Task instructions -
Which lines contain the word "name"? Return each of them as written.

[Stored data]
※

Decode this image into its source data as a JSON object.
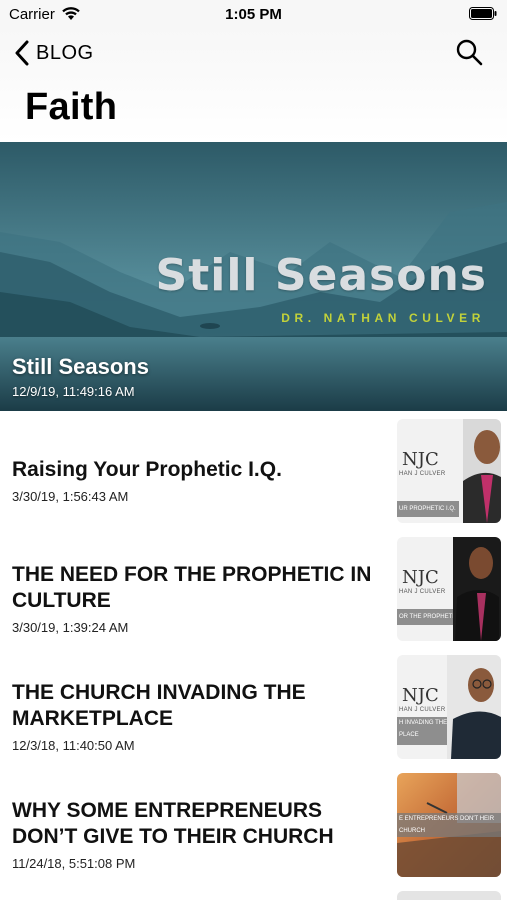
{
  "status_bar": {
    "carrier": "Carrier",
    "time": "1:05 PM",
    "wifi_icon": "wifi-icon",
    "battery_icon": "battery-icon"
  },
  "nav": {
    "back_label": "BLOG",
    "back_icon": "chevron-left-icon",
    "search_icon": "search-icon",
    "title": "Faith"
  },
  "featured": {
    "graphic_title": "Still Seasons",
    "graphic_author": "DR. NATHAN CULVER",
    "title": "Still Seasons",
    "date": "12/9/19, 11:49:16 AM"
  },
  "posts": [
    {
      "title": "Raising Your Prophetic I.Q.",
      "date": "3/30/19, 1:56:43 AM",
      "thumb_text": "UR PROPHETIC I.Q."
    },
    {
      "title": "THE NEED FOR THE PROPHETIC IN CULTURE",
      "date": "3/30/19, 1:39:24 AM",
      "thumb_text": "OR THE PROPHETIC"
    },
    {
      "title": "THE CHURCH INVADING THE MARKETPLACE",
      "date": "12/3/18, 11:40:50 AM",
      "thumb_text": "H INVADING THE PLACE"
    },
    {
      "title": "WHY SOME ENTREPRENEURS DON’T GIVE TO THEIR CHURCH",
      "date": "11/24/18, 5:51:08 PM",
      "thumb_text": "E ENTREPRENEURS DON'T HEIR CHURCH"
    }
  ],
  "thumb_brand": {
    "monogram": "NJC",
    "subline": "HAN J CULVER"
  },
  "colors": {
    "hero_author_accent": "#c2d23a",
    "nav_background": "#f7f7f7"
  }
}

※

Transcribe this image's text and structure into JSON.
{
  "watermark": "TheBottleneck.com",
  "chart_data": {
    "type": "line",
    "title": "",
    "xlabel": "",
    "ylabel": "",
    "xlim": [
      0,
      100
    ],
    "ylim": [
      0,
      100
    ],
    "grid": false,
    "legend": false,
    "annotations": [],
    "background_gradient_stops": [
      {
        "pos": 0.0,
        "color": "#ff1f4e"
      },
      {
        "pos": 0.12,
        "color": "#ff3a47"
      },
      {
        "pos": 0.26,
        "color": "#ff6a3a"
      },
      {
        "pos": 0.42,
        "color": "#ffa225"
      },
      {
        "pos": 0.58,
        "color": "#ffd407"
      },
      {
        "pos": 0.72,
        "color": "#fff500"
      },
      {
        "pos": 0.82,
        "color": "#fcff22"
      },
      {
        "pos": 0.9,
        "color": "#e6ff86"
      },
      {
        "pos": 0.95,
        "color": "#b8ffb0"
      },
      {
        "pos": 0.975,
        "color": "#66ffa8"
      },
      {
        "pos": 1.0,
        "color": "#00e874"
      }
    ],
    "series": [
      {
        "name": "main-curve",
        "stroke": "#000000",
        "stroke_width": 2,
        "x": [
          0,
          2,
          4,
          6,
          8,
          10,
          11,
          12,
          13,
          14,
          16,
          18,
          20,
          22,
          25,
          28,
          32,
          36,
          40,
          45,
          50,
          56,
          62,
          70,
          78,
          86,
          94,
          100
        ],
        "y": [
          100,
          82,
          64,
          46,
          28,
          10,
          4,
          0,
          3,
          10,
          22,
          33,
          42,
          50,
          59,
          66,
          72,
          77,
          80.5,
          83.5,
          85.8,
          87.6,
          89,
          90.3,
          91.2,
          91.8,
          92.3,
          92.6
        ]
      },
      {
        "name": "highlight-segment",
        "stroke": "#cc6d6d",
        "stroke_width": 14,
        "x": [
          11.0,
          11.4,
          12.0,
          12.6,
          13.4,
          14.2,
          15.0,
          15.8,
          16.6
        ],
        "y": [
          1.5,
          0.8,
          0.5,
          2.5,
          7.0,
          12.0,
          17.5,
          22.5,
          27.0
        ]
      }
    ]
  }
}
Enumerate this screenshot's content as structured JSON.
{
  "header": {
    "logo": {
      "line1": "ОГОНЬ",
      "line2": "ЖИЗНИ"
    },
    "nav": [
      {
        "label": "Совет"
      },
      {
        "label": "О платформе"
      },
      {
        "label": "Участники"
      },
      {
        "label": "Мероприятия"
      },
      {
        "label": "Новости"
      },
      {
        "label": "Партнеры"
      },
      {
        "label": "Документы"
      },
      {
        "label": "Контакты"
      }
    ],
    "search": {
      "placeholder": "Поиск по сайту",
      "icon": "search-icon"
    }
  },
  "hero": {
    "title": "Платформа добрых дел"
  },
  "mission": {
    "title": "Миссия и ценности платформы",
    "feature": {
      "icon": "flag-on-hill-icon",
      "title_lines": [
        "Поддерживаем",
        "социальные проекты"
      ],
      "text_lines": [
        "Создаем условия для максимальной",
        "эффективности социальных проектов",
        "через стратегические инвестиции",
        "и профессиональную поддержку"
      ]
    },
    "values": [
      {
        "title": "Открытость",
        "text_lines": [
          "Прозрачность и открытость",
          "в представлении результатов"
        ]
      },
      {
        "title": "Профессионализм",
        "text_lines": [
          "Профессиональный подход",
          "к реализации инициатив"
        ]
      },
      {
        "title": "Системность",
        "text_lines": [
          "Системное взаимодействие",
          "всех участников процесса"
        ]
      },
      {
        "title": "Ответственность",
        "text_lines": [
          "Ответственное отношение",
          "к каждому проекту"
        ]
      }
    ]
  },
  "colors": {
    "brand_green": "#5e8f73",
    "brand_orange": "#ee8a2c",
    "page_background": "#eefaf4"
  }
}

※

Expected answer -
        "name": "main-curve",
        "name": "highlight-segment",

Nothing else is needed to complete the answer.